- Directions: Present each line of the entries below that holds the word "based".
***
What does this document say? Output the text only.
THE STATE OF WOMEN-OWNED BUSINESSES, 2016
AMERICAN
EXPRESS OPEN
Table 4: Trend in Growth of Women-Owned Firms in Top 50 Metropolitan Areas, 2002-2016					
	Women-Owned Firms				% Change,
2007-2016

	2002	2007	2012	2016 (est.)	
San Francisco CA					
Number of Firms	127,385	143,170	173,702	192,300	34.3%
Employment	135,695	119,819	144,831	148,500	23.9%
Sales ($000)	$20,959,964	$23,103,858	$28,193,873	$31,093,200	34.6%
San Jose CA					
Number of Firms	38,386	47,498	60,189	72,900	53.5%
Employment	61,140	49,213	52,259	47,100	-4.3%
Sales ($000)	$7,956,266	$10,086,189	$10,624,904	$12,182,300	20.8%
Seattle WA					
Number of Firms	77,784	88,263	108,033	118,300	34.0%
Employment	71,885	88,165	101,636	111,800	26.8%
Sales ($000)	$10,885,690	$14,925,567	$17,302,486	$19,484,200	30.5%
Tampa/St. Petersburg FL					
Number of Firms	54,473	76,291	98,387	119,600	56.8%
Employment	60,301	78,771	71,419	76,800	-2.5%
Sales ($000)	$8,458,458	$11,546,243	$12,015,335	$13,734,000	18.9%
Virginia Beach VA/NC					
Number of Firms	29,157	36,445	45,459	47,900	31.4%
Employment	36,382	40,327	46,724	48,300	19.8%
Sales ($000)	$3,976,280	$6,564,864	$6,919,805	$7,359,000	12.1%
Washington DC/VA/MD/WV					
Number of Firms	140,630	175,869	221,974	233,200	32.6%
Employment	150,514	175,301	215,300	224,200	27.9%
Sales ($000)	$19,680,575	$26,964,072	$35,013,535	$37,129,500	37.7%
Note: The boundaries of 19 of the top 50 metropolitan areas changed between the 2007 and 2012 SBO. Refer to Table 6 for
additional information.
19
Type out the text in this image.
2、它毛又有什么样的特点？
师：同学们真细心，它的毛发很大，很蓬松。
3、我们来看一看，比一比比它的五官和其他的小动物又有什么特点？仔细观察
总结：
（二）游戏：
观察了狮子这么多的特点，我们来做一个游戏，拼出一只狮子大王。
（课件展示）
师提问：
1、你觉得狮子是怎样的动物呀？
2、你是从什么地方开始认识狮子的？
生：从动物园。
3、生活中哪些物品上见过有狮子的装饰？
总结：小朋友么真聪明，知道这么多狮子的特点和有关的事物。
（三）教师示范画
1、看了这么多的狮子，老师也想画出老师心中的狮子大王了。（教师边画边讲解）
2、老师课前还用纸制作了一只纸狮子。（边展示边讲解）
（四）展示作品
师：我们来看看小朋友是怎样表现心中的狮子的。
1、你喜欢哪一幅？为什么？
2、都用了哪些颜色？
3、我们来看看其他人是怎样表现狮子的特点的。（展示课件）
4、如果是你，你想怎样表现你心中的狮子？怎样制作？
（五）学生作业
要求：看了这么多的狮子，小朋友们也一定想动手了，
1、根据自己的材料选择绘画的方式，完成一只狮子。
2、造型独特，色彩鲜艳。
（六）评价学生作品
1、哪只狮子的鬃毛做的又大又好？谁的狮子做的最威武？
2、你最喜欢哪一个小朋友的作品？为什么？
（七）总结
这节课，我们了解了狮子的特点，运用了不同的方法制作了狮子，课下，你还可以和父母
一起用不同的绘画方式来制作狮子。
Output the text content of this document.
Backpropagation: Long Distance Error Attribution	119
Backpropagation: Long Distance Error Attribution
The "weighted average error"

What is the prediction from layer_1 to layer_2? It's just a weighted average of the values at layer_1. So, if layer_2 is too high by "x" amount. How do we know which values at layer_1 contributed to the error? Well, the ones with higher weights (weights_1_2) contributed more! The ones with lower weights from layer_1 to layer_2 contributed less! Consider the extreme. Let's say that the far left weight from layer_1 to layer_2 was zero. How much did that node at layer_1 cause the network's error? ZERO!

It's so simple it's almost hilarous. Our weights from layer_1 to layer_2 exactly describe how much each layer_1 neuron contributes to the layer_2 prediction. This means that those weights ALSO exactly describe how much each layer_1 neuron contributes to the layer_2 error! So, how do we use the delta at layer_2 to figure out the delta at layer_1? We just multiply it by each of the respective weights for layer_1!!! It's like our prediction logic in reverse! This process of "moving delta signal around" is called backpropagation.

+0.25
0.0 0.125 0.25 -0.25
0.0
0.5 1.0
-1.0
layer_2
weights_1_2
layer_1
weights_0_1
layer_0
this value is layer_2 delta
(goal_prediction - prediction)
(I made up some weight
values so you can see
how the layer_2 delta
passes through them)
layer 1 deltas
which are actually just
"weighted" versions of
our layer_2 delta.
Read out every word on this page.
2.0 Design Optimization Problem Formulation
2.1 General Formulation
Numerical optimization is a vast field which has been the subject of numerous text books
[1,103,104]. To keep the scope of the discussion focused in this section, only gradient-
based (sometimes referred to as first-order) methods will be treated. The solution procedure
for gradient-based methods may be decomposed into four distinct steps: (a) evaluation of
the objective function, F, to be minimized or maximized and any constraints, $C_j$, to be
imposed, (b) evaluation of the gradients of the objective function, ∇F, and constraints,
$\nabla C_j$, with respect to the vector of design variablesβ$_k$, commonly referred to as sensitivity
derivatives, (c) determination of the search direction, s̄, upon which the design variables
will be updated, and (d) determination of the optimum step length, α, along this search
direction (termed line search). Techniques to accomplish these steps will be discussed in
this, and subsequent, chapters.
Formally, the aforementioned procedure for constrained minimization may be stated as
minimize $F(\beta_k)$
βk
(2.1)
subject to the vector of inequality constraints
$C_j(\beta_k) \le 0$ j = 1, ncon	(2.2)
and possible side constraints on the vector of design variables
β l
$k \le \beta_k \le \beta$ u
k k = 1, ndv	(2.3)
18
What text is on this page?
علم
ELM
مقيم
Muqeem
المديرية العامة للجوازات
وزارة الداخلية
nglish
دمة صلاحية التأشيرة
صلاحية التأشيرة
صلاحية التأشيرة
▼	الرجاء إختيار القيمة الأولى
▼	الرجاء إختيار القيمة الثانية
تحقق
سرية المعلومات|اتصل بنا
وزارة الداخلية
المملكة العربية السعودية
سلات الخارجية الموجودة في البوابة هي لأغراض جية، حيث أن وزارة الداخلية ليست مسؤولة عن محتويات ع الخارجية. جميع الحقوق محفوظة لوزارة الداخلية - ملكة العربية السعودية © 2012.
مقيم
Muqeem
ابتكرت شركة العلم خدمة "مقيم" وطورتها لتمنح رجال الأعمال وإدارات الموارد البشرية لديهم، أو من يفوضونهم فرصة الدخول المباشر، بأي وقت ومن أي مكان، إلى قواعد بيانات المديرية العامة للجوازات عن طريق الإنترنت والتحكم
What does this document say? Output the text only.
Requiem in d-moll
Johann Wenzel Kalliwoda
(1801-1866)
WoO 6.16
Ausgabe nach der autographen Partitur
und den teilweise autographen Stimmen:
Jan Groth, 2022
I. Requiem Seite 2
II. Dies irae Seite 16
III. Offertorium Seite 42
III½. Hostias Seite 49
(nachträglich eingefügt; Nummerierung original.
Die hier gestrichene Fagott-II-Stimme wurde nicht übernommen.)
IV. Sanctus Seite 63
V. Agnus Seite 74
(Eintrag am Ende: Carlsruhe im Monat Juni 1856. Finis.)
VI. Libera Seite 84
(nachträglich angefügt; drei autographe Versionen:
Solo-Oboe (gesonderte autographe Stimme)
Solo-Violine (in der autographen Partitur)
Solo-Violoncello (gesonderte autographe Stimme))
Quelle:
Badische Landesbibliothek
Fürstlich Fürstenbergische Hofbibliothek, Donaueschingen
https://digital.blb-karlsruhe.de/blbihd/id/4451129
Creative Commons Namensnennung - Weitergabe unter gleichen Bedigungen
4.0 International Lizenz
***
- Problem solution:
based (sometimes referred to as first-order) methods will be treated. The solution procedure
for gradient-based methods may be decomposed into four distinct steps: (a) evaluation of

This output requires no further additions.